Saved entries
┌──

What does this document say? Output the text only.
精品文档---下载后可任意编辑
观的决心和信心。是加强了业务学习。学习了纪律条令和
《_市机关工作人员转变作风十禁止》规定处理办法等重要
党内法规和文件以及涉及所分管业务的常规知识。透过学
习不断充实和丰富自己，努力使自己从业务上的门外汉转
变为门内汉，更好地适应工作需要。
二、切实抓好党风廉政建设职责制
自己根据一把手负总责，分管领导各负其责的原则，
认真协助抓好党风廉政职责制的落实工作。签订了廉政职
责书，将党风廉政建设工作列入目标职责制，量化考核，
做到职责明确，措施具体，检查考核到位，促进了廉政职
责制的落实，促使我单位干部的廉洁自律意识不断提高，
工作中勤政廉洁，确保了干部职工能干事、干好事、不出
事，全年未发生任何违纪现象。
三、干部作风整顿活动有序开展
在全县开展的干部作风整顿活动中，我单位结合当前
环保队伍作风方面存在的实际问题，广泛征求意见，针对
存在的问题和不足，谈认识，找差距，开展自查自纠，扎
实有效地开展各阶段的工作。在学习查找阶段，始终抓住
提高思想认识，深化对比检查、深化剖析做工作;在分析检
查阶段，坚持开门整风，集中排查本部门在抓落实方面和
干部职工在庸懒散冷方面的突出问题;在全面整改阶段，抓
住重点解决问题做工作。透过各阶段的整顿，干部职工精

└──

## PROBLEM REQUIREMENTS:
Reproduce the material above without altering a single character.

## SOLUTION:
What does this document say? Output the text only.
精品文档---下载后可任意编辑
观的决心和信心。是加强了业务学习。学习了纪律条令和
《_市机关工作人员转变作风十禁止》规定处理办法等重要
党内法规和文件以及涉及所分管业务的常规知识。透过学
习不断充实和丰富自己，努力使自己从业务上的门外汉转
变为门内汉，更好地适应工作需要。
二、切实抓好党风廉政建设职责制
自己根据一把手负总责，分管领导各负其责的原则，
认真协助抓好党风廉政职责制的落实工作。签订了廉政职
责书，将党风廉政建设工作列入目标职责制，量化考核，
做到职责明确，措施具体，检查考核到位，促进了廉政职
责制的落实，促使我单位干部的廉洁自律意识不断提高，
工作中勤政廉洁，确保了干部职工能干事、干好事、不出
事，全年未发生任何违纪现象。
三、干部作风整顿活动有序开展
在全县开展的干部作风整顿活动中，我单位结合当前
环保队伍作风方面存在的实际问题，广泛征求意见，针对
存在的问题和不足，谈认识，找差距，开展自查自纠，扎
实有效地开展各阶段的工作。在学习查找阶段，始终抓住
提高思想认识，深化对比检查、深化剖析做工作;在分析检
查阶段，坚持开门整风，集中排查本部门在抓落实方面和
干部职工在庸懒散冷方面的突出问题;在全面整改阶段，抓
住重点解决问题做工作。透过各阶段的整顿，干部职工精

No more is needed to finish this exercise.